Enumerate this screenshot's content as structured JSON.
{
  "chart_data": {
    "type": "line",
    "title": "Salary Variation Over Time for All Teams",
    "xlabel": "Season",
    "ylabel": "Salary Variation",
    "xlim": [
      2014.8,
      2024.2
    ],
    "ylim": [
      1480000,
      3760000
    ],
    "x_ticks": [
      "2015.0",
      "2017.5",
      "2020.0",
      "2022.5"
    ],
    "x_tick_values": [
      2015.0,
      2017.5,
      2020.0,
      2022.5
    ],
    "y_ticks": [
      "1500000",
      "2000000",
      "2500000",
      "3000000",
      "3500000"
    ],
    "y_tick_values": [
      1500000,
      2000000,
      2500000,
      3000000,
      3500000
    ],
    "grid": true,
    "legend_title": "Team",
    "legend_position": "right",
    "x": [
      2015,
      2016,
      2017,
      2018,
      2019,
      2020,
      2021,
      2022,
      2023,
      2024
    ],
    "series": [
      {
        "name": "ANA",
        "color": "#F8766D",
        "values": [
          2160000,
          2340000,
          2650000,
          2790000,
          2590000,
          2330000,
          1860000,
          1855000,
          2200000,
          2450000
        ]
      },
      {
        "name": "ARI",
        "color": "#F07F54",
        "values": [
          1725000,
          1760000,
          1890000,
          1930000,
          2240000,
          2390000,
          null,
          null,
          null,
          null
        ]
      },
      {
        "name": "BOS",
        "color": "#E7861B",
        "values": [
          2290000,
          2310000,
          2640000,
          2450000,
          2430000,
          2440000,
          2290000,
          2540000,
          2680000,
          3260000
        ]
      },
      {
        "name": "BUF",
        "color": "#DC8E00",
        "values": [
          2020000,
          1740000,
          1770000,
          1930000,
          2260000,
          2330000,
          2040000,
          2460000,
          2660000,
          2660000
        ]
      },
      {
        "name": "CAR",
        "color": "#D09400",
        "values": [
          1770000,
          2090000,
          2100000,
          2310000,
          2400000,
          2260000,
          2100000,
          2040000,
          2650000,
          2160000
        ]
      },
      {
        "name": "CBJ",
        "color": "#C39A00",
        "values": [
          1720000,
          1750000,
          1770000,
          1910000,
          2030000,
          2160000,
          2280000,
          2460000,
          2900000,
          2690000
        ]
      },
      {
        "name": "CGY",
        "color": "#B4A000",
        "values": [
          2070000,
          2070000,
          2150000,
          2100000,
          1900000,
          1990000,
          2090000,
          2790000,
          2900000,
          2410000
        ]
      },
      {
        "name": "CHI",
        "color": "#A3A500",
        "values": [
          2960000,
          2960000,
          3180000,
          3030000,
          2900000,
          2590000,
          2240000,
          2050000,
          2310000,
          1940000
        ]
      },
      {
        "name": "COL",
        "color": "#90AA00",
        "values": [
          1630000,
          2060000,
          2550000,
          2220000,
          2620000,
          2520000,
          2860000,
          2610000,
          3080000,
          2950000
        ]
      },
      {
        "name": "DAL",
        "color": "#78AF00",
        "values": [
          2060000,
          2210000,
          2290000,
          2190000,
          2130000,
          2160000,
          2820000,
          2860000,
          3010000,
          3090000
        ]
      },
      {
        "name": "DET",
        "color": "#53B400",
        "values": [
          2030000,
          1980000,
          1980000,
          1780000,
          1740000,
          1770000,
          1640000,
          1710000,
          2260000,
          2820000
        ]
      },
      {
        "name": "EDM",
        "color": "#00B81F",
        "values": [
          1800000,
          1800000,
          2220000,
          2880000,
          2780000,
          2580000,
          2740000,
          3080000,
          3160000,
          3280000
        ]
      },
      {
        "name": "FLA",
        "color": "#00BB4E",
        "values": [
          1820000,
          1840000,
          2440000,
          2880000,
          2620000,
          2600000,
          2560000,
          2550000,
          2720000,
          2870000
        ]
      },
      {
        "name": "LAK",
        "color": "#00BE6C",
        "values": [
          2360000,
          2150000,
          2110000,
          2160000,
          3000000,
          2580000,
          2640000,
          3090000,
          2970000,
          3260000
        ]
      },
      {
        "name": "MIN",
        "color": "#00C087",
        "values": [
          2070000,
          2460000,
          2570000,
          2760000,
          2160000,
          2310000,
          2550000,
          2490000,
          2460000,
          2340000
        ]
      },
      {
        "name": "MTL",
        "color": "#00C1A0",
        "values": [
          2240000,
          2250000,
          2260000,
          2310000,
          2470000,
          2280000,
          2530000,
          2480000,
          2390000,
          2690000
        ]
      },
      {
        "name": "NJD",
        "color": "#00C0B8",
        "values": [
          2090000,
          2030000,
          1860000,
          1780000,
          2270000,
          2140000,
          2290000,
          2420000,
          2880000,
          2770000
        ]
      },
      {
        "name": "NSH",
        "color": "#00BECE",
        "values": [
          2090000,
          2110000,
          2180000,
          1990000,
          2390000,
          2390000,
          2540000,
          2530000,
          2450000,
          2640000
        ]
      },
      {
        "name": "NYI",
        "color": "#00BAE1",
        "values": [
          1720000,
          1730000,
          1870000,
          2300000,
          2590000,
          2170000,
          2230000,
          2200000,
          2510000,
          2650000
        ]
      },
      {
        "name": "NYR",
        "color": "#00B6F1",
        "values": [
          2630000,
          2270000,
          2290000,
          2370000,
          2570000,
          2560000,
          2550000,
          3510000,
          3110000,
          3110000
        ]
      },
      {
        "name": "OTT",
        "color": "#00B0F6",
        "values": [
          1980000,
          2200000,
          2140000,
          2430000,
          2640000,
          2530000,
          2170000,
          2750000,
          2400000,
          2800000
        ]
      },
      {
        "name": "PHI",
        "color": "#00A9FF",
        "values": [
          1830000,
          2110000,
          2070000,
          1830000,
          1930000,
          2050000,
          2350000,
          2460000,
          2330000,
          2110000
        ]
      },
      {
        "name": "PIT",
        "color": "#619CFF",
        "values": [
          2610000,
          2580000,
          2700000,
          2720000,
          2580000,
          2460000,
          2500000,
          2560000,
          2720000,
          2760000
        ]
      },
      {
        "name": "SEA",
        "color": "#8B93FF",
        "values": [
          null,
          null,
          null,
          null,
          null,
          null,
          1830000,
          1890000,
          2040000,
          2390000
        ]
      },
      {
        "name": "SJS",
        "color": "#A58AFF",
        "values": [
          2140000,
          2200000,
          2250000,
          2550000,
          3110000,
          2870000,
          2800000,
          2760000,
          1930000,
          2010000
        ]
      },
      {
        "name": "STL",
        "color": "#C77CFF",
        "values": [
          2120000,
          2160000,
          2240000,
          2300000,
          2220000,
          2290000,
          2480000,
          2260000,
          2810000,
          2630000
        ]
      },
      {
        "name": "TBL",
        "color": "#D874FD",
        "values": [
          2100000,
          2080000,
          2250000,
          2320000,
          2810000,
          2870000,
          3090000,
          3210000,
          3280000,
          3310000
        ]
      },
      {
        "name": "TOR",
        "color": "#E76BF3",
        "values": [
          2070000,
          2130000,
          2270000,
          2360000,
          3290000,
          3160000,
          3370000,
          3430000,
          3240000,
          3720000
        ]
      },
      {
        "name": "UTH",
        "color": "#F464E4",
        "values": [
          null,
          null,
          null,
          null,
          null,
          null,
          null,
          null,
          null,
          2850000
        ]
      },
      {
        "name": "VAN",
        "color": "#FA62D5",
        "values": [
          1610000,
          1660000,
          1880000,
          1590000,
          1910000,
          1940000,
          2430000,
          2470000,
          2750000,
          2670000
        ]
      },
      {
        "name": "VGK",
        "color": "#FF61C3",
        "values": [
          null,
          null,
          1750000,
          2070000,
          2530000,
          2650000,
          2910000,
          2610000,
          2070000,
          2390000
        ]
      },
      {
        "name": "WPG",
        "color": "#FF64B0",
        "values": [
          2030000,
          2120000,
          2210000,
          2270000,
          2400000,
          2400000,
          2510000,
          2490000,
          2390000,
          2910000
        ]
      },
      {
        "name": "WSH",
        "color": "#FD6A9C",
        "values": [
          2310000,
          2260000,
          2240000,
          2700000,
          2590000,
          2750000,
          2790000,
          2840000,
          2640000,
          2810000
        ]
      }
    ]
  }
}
__________________________________________________
## What is being asked
From the listing, copy each line containing the word "Salary".

## Written answer
    "title": "Salary Variation Over Time for All Teams",
    "ylabel": "Salary Variation",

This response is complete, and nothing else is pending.